Objective>
Show each line of the data below that has the string "apoptosis" in it.

Data>
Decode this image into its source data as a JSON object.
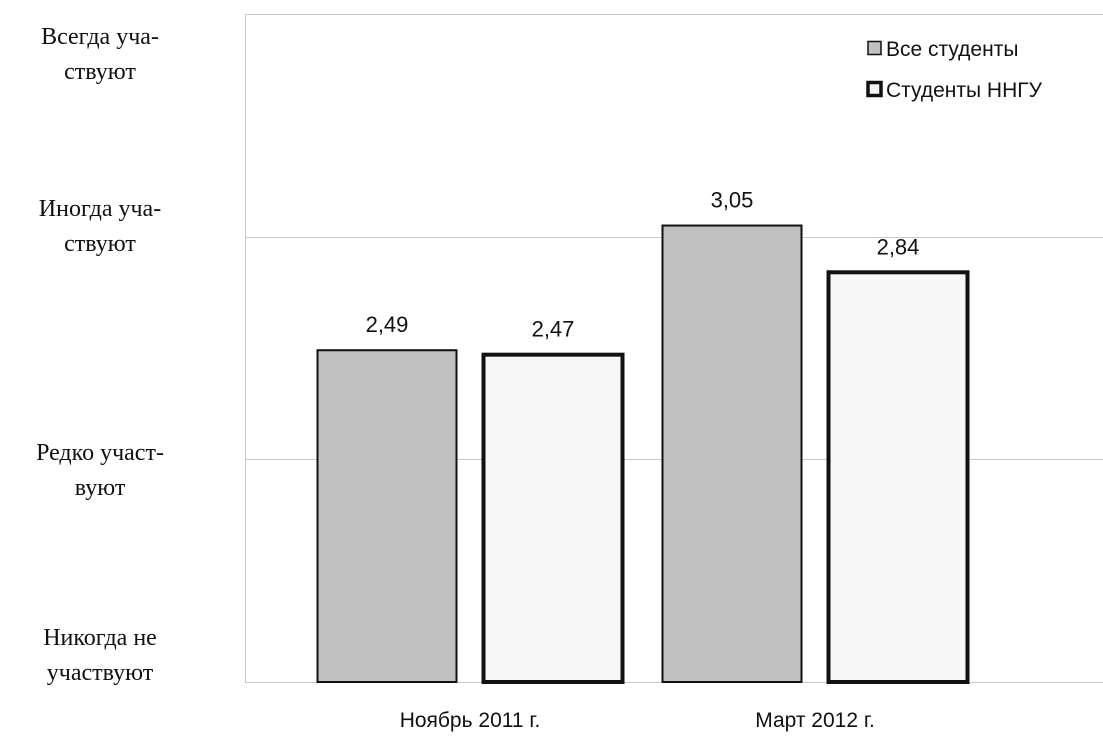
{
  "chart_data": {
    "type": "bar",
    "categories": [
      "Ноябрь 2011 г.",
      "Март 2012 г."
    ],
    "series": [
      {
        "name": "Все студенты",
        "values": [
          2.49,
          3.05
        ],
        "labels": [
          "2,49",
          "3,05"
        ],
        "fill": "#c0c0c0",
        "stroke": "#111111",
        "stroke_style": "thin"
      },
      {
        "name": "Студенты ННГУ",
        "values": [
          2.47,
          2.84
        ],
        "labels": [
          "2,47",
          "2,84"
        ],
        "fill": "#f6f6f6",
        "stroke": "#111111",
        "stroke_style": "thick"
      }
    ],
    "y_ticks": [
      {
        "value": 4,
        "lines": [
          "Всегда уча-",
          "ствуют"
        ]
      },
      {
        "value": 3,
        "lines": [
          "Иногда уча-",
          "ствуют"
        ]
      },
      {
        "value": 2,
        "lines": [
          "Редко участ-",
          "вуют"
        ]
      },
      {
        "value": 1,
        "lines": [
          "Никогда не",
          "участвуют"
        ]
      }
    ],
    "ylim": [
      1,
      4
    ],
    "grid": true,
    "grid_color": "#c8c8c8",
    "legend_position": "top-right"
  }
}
---
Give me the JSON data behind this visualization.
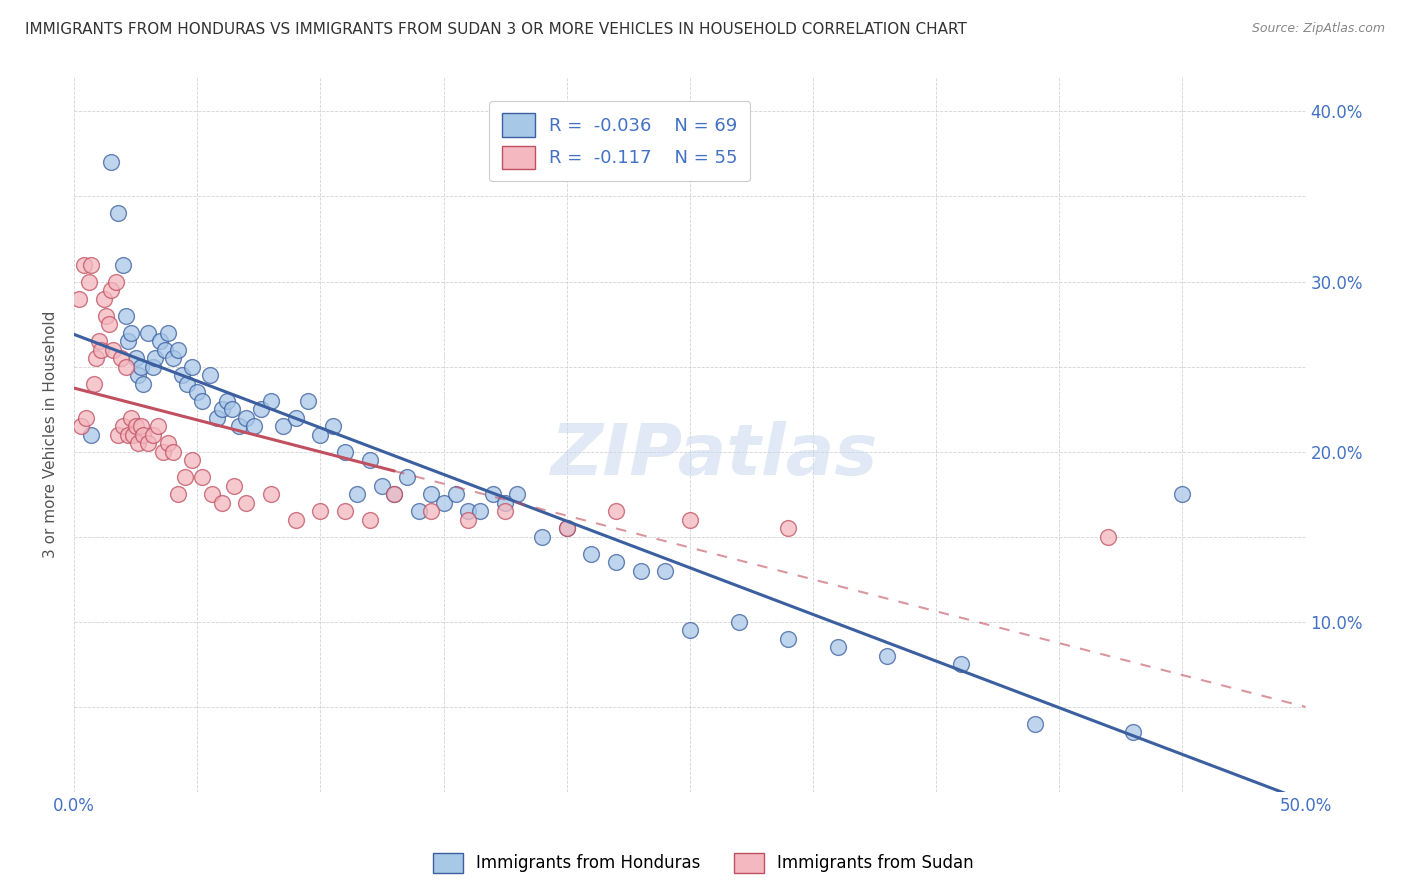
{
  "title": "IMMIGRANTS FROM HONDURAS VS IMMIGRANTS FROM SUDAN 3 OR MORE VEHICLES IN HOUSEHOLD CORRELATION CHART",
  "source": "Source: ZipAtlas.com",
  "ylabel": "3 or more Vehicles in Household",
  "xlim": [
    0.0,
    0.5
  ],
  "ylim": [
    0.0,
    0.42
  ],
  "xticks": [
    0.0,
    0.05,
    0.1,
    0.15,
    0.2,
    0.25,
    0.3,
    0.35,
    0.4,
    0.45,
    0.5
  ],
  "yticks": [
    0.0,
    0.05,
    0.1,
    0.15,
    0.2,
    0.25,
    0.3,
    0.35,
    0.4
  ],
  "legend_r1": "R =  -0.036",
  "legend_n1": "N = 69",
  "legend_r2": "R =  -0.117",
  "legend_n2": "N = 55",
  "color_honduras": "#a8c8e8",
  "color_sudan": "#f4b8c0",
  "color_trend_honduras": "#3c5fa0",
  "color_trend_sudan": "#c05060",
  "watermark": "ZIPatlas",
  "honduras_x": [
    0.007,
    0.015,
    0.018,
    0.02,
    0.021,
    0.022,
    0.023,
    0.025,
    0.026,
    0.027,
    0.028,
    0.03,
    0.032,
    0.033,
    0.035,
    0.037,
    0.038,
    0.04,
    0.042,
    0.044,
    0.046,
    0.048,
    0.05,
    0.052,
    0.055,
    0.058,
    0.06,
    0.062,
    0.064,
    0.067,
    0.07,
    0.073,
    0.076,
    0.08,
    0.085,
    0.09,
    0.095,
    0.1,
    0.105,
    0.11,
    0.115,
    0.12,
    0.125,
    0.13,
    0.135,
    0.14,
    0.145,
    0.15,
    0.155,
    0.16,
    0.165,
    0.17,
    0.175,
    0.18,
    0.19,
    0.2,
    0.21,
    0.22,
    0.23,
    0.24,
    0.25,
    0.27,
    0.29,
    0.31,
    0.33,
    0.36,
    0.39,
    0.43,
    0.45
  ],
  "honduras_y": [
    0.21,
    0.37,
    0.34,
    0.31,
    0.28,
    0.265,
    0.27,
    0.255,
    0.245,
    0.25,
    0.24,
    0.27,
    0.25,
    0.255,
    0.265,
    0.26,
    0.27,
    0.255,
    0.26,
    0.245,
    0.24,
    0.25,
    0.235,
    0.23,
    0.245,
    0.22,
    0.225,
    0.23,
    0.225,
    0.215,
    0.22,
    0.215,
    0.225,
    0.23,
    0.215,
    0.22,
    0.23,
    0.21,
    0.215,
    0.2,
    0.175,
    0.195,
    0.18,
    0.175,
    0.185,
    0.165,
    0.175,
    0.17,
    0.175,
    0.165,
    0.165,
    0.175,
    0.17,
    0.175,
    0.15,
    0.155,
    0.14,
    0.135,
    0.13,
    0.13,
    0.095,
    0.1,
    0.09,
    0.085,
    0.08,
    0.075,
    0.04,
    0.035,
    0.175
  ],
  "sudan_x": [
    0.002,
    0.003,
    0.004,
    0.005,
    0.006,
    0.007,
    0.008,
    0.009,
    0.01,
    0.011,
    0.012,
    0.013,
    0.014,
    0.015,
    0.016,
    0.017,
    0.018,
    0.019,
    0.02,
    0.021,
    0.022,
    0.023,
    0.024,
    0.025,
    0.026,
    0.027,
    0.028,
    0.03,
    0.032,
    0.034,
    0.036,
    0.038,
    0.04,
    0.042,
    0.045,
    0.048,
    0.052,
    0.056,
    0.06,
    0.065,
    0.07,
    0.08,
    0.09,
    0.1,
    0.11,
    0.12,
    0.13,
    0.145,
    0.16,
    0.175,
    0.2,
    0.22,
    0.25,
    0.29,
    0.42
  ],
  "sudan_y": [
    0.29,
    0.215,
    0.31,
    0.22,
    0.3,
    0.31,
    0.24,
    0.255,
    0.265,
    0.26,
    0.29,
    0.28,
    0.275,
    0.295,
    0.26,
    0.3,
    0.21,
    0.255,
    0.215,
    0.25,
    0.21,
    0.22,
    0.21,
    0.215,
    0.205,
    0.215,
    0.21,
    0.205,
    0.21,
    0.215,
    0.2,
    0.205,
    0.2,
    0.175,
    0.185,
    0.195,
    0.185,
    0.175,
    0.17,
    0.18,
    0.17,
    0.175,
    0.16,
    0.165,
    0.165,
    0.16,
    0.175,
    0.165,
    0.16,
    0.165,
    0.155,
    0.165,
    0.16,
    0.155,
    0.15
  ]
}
...
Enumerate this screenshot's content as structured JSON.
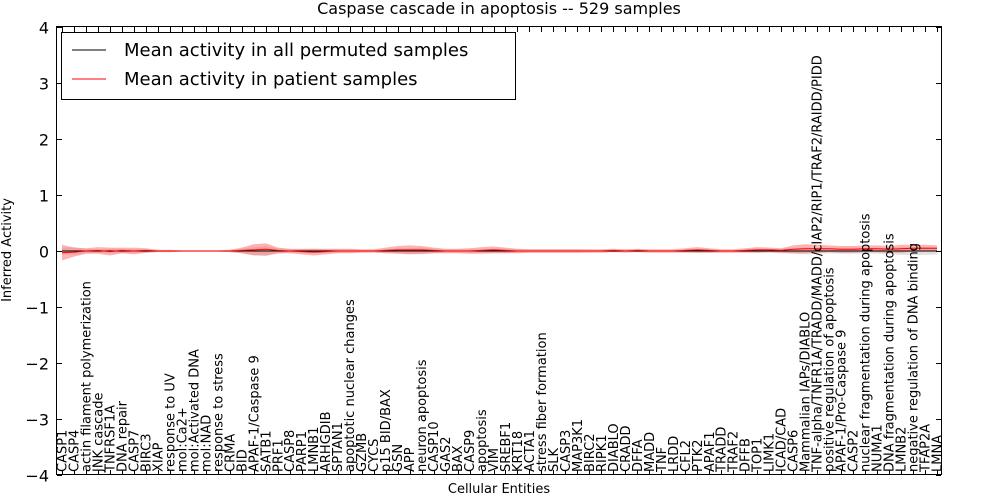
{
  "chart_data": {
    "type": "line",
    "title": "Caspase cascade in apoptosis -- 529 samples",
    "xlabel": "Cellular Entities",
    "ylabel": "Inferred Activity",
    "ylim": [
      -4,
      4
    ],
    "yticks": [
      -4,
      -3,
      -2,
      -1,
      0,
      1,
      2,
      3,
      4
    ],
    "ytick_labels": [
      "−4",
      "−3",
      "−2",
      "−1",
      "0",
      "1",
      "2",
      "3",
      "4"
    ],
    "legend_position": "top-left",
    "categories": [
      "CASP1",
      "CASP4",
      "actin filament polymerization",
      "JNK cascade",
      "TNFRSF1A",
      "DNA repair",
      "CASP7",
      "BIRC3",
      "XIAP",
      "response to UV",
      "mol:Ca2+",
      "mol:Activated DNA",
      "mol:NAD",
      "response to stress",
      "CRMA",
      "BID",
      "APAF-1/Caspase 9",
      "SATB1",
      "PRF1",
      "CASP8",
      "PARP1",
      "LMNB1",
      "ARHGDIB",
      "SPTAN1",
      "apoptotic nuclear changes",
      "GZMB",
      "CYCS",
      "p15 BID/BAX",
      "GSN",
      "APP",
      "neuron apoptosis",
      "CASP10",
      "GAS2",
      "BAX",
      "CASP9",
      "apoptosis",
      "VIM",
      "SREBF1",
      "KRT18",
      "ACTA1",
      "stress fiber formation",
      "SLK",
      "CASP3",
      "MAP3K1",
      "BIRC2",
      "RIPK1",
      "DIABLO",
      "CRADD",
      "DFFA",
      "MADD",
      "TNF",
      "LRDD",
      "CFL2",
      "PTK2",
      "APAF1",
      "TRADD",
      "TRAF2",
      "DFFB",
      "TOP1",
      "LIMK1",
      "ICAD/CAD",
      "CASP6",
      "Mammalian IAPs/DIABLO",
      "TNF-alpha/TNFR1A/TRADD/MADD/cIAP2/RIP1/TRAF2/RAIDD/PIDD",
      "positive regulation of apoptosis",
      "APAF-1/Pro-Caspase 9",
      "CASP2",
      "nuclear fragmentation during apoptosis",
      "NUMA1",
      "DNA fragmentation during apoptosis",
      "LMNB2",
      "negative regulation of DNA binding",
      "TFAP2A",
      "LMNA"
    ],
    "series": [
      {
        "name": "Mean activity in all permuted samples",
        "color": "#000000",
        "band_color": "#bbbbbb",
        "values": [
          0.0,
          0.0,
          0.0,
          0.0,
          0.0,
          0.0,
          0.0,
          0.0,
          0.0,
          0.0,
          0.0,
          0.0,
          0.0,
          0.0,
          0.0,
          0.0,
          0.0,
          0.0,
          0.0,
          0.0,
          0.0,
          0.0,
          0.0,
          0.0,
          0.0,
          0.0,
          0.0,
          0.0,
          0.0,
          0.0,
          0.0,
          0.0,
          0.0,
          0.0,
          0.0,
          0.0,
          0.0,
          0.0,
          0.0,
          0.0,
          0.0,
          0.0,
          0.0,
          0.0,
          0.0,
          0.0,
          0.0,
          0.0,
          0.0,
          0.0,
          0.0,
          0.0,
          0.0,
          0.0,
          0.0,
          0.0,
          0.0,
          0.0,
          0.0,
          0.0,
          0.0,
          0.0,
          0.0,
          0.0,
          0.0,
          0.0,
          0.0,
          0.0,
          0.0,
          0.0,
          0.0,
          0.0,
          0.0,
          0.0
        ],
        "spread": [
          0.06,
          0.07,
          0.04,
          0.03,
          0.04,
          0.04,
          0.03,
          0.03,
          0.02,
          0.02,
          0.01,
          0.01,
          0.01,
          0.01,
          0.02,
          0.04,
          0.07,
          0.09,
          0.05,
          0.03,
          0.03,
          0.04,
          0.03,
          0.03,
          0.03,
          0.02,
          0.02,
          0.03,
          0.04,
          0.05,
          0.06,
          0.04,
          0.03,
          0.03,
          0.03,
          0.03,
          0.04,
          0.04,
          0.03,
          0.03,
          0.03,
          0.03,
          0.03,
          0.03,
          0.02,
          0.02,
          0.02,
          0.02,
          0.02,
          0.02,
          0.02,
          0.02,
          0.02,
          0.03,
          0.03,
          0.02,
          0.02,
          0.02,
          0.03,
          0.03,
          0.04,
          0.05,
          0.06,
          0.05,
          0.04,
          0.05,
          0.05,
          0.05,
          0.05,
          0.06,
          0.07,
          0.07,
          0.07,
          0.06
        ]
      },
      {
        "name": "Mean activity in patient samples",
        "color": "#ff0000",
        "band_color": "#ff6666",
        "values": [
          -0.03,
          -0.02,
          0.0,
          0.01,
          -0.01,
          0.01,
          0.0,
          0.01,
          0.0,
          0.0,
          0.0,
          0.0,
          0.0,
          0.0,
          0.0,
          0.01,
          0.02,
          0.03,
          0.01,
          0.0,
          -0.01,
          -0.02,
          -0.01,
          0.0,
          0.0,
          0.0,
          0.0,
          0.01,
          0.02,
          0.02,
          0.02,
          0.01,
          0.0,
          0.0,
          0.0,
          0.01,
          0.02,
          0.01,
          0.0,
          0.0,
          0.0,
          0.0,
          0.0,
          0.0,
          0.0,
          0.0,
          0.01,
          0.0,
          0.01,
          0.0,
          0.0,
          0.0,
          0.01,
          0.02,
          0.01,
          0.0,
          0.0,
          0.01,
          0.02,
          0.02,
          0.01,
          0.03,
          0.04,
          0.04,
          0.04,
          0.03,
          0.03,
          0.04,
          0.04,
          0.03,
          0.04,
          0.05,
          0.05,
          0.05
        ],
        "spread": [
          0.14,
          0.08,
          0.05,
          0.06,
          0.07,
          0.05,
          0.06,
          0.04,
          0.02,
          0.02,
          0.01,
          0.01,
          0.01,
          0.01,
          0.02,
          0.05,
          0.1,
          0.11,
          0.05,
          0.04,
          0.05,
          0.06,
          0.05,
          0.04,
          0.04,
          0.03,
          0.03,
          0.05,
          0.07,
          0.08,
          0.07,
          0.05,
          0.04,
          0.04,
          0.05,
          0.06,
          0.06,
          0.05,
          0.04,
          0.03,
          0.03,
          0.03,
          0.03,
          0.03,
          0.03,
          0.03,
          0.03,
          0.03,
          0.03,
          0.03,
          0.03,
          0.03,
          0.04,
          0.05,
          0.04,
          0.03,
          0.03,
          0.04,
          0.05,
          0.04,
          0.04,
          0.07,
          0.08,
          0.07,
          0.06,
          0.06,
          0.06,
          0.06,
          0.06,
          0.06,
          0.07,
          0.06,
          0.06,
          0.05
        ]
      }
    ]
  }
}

Finished answer>
    "title": "Caspase cascade in apoptosis -- 529 samples",
      "neuron apoptosis",
      "apoptosis",
      "positive regulation of apoptosis",
      "nuclear fragmentation during apoptosis",
      "DNA fragmentation during apoptosis",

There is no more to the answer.